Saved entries
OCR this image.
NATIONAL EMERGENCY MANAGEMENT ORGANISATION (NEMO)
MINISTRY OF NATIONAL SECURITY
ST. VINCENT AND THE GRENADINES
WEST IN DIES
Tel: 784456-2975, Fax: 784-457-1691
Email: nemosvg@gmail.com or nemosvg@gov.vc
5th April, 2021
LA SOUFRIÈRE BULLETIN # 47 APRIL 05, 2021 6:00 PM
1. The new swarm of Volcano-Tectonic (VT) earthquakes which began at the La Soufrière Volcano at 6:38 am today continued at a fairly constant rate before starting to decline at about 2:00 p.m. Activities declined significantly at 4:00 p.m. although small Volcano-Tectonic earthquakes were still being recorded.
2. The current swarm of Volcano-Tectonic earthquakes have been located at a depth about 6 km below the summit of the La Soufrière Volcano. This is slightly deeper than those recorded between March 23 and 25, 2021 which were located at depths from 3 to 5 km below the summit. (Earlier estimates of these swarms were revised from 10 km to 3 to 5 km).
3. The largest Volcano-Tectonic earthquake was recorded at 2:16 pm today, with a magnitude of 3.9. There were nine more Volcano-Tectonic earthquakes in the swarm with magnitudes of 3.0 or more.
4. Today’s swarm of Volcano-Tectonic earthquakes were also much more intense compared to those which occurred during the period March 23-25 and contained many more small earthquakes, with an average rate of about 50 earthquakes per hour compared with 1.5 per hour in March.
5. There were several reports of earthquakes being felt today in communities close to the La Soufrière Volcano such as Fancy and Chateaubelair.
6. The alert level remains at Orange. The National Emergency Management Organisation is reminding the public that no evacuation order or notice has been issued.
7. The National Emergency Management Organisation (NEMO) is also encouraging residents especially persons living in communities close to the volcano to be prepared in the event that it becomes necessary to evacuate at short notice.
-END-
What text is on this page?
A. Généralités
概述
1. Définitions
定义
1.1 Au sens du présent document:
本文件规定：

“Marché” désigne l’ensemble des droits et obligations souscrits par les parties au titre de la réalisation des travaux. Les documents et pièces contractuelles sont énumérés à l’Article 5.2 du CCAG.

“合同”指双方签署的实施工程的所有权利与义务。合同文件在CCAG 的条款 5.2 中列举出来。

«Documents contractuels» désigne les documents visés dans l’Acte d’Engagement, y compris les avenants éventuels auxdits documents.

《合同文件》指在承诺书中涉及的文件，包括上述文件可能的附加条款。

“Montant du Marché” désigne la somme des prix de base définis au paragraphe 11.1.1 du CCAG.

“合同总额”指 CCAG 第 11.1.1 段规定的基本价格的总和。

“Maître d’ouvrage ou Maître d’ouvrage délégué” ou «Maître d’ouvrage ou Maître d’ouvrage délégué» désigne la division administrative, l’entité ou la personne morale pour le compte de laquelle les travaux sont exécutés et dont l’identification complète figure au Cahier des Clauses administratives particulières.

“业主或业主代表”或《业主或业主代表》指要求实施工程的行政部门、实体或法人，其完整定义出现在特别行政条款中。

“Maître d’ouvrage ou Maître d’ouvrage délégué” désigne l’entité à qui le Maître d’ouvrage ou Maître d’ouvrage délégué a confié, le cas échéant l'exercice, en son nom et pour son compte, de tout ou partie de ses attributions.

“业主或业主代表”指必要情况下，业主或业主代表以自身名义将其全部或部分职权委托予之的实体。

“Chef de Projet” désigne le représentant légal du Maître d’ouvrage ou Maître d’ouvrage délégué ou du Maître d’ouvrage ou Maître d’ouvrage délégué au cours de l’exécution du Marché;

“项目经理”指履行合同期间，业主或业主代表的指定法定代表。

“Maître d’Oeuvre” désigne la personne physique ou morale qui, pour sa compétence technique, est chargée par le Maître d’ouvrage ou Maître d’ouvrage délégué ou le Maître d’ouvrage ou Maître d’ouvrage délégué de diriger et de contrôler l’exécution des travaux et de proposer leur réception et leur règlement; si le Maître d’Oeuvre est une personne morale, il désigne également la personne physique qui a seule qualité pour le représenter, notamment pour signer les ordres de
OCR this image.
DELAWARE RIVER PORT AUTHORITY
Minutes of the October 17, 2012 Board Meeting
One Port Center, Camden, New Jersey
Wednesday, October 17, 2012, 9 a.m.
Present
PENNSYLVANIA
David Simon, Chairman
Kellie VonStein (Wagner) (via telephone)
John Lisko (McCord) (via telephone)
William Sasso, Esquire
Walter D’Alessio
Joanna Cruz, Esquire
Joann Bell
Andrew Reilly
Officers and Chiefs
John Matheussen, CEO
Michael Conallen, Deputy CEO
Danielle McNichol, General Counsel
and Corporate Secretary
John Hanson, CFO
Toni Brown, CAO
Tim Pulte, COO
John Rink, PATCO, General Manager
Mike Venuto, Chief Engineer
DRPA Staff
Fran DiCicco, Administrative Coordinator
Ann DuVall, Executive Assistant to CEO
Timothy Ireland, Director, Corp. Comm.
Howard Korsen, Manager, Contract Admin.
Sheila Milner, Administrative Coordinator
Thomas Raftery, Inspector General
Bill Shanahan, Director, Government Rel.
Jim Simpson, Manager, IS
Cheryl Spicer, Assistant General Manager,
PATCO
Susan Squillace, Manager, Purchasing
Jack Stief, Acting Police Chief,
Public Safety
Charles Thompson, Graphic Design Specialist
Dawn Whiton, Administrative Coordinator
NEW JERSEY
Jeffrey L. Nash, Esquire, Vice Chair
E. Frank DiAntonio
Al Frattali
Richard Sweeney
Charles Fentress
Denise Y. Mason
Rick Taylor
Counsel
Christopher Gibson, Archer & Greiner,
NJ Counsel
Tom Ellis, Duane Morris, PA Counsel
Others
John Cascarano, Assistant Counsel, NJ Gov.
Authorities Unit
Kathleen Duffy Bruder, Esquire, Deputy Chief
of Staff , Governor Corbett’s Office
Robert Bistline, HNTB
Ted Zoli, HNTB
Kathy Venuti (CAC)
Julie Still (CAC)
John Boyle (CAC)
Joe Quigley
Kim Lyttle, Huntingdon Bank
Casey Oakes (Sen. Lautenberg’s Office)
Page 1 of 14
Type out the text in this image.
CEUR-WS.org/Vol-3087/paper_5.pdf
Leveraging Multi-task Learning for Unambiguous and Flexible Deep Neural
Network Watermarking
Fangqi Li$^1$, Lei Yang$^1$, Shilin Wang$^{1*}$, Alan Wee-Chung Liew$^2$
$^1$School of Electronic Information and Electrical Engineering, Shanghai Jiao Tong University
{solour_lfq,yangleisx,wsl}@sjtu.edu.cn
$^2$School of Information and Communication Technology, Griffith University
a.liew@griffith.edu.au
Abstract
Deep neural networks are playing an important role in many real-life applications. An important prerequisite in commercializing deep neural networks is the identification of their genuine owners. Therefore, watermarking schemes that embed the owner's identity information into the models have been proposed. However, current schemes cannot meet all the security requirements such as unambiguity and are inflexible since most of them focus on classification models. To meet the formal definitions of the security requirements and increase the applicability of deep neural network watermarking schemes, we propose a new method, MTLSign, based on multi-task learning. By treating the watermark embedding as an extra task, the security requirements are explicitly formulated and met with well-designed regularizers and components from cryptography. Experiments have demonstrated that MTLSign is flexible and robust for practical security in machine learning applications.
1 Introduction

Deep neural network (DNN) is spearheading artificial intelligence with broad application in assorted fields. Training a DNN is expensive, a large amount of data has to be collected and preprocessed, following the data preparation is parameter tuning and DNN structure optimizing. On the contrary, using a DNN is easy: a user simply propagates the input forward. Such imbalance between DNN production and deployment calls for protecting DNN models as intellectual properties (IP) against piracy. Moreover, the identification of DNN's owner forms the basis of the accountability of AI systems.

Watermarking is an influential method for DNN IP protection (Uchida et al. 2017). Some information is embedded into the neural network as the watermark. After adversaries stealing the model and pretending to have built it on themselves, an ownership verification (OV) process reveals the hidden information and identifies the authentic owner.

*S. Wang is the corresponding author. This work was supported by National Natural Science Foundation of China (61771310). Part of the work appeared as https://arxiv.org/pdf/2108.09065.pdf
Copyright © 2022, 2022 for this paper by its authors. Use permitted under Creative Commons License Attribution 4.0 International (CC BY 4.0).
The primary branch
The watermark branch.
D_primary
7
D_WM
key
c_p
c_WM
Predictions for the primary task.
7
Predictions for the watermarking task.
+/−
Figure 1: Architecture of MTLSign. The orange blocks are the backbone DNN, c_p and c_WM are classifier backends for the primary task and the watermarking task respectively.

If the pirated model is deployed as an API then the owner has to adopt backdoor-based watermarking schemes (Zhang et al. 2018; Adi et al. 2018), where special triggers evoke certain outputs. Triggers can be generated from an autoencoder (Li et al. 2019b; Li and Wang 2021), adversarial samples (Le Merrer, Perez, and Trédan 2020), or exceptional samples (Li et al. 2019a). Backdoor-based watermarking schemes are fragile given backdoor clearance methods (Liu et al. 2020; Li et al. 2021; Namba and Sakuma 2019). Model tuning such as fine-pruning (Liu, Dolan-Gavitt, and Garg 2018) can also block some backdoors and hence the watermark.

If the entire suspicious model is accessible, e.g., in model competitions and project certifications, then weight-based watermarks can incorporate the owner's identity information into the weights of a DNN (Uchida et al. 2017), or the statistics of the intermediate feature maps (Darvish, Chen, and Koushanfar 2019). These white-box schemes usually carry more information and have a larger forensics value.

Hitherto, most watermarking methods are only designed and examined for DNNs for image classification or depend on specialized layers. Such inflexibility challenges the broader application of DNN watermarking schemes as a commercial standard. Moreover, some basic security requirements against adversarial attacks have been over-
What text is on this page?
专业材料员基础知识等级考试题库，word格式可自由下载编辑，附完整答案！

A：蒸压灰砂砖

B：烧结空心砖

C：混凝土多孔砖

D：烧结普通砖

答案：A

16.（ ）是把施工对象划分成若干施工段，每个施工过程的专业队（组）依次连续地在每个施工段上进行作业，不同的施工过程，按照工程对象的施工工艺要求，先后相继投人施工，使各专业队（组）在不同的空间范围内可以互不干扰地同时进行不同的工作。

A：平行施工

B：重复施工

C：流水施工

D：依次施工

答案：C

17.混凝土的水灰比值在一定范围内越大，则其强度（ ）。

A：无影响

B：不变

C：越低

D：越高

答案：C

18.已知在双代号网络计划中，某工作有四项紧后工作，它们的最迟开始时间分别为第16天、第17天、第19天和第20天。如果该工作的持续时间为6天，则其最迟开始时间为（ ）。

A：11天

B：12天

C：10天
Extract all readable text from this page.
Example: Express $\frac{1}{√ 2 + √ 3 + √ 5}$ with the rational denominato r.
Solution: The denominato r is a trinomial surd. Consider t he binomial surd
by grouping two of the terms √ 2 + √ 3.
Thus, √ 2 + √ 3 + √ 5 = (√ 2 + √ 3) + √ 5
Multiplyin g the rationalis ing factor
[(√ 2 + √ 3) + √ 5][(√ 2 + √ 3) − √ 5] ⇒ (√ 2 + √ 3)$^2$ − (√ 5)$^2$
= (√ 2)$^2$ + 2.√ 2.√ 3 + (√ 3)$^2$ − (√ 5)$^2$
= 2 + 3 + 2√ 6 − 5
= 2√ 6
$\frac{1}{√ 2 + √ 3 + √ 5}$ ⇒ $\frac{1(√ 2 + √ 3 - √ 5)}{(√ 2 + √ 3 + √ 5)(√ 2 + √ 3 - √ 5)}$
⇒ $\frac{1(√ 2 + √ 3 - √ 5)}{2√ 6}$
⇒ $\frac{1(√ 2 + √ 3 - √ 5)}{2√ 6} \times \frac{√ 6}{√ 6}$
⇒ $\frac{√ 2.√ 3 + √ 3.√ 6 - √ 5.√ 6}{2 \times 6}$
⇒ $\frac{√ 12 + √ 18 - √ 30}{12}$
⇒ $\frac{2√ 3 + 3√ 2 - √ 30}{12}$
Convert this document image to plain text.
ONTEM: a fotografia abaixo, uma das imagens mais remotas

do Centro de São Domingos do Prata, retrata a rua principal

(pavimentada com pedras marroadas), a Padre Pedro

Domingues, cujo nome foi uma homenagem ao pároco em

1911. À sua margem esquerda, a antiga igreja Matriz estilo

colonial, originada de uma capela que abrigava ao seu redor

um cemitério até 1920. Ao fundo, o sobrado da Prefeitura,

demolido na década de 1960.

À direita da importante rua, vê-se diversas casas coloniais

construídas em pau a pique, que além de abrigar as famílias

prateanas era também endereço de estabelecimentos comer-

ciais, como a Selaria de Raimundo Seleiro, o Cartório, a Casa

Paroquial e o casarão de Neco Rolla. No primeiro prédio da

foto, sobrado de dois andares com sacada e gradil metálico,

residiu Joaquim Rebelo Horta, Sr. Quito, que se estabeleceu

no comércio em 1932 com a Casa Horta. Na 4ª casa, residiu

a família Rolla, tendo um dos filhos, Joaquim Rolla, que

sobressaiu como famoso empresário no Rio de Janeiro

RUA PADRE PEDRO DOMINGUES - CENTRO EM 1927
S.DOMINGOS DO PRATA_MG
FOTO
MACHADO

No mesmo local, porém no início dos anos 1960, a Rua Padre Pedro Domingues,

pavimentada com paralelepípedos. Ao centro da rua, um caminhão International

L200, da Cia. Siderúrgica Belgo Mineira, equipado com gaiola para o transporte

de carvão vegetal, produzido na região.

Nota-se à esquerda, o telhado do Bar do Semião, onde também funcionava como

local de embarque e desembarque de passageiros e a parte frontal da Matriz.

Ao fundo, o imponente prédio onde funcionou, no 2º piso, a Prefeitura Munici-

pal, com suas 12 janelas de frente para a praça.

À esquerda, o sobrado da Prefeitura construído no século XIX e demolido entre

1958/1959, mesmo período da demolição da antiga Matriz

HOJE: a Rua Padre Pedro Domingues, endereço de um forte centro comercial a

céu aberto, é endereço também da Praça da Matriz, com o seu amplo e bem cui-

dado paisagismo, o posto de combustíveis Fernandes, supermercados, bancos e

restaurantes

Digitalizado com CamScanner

• [STATED TASK]: Which lines of the data above contain "John"? Copy each one.

• [SOLVED PROBLEM]:
John Lisko (McCord) (via telephone)
John Matheussen, CEO
John Hanson, CFO
John Rink, PATCO, General Manager
John Cascarano, Assistant Counsel, NJ Gov.
John Boyle (CAC)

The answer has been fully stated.